Given request 1 –
According to the passage on opaque types, what does the scope of a type parameter extend over?
Given request 2 –
Does the passage on opaque types support each of these statements? Answer yes or no for each, and quote the words that decide it. (a) An opaque type t is an alias name for T everywhere in the program. (b) The left hand side of an opaque type may have a type parameter clause. (c) A companion module of an opaque type is defined in a different compilation unit from the opaque type.
Given request 3 –
Extend the passage on opaque types, picking up after its final sentence.

Supplied passage –

____

Here’s a formal definition of opaque types:

An opaque type t = T defines t to be an alias name for the type T only in the scope of the opaque type companion t. The left hand side of an opaque type may have a type parameter clause, e.g. type t[tps] = T. The scope of a type parameter extends over the right hand side T and the type parameter clause tps itself.

As per this definition, opaque types modify the type equivalence relationship explained in the 3.5.1. Equivalence section of the Scala Language Specification. In particular, the next item qualifies the type equivalence for opaque types:

If t is defined by an opaque type opaque type t = T, then t is not equivalent to T unless t occurs in the template of the opaque type companion.

In the Implementation notes, we explain how this can be achieved in the implementation.

Opaque type companion

We define a type companion in a similar way companion classes are described in the Scala Language Specification in 5.5. Object Definitions:

Generally, a companion module of an opaque type is an object which has the same name as the opaque type and is defined in the same scope and compilation unit. Conversely to companion classes, the companion class of the module does not have a notion of companion type.

____

Stored data –

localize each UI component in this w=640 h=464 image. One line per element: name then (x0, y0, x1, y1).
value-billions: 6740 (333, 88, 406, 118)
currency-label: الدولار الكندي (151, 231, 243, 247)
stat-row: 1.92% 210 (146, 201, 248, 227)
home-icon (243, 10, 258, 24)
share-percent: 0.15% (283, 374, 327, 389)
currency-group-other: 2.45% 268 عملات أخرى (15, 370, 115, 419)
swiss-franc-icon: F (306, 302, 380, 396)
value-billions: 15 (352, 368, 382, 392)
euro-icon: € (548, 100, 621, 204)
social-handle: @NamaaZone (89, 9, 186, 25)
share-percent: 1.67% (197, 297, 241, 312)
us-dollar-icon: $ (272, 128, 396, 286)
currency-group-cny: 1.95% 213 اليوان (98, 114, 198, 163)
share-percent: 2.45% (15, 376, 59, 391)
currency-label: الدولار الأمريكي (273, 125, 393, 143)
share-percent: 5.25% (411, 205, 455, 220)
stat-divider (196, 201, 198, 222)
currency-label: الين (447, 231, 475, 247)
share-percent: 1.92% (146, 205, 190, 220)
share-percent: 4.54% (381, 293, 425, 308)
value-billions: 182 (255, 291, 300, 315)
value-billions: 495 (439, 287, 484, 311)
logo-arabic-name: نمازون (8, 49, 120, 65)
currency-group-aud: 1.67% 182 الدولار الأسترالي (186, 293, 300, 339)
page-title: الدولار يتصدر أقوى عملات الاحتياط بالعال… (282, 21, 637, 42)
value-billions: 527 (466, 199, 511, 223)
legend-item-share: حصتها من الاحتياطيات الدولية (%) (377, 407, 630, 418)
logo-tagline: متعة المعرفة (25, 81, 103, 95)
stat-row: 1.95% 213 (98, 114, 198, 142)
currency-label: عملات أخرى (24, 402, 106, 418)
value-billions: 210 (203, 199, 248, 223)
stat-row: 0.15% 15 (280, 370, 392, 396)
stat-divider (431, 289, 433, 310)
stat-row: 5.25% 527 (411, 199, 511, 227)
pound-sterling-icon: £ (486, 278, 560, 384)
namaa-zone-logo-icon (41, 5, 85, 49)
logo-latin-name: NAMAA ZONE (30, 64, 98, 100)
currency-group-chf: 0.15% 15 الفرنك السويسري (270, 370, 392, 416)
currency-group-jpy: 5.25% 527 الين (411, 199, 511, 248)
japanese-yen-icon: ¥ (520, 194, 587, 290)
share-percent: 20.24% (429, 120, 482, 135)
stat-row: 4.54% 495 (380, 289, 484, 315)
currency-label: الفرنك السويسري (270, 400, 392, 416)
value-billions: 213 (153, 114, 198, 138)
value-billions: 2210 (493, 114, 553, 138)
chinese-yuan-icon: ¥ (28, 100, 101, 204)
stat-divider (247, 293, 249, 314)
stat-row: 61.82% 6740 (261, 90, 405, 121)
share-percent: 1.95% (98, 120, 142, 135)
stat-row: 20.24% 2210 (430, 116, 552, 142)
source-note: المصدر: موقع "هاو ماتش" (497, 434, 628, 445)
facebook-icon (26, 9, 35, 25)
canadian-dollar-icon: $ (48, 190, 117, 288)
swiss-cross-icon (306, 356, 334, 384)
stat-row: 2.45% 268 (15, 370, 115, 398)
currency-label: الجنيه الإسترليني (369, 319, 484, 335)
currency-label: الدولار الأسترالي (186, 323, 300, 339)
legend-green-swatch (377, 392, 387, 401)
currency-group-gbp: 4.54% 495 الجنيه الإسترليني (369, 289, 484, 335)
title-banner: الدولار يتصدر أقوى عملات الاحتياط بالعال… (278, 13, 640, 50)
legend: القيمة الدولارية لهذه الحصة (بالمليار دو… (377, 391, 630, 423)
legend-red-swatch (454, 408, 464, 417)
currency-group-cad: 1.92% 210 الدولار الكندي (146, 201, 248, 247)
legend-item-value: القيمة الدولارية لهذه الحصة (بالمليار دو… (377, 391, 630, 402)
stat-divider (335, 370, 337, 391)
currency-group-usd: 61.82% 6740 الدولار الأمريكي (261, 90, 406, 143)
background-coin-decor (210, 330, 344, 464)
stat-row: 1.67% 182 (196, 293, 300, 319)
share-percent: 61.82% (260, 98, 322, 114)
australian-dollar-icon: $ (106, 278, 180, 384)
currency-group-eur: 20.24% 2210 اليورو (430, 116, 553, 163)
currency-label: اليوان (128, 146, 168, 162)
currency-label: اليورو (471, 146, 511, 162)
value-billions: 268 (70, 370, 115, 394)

____

Final result 1 –
The right hand side T and the type parameter clause tps itself.

Final result 2 –
(a) No: "defines t to be an alias name for the type T only in the scope of the opaque type companion t"
(b) Yes: "The left hand side of an opaque type may have a type parameter clause"
(c) No: "is defined in the same scope and compilation unit"

Final result 3 –
These opaque type companions are also part of the implicit search scope of the opaque type t. Therefore, uses of extension methods defined in the opaque type companion do not require users to import the opaque type companion explicitly.

Technical discussions

In our current proposal, we make several trade-offs. Next, we defend these trade-offs and propose alternative ways to achieve the same (if any).

opaque as a modifier

opaque has been added as a modifier to a type def for simplicity. We believe that a new keyword for this feature is worthwhile.

Note that adding opaque as a modifier prevents the use of opaque anywhere in the users’ program, which could possibly break someone’s code. To fix this scenario, we could create a Scalafix rule that will rewrite any place where opaque is an identifier.

For those SIP Committee members wary of adding a new keyword to the language, we propose an alternative approach. Instead of defining opaque types with the opaque modifier, opaque types may also be defined by combining the existing new and type keywords, e.g. new type Logarithm = Double. This option would be akin to the syntax used in Haskell for wrapper types, e.g. newtype.

Type companions

This proposal only adds the notion of type companions for opaque types. After discussing with members of the SIP Committee and Scala compiler hackers, we believe that a notion of type companions extended to type aliases would not work because the typechecker aggressively dealiases**, and it is not possible to link to the type companion symbol once type aliases have been dealiased.

** Note that dealiasing means beta reducing a type alias.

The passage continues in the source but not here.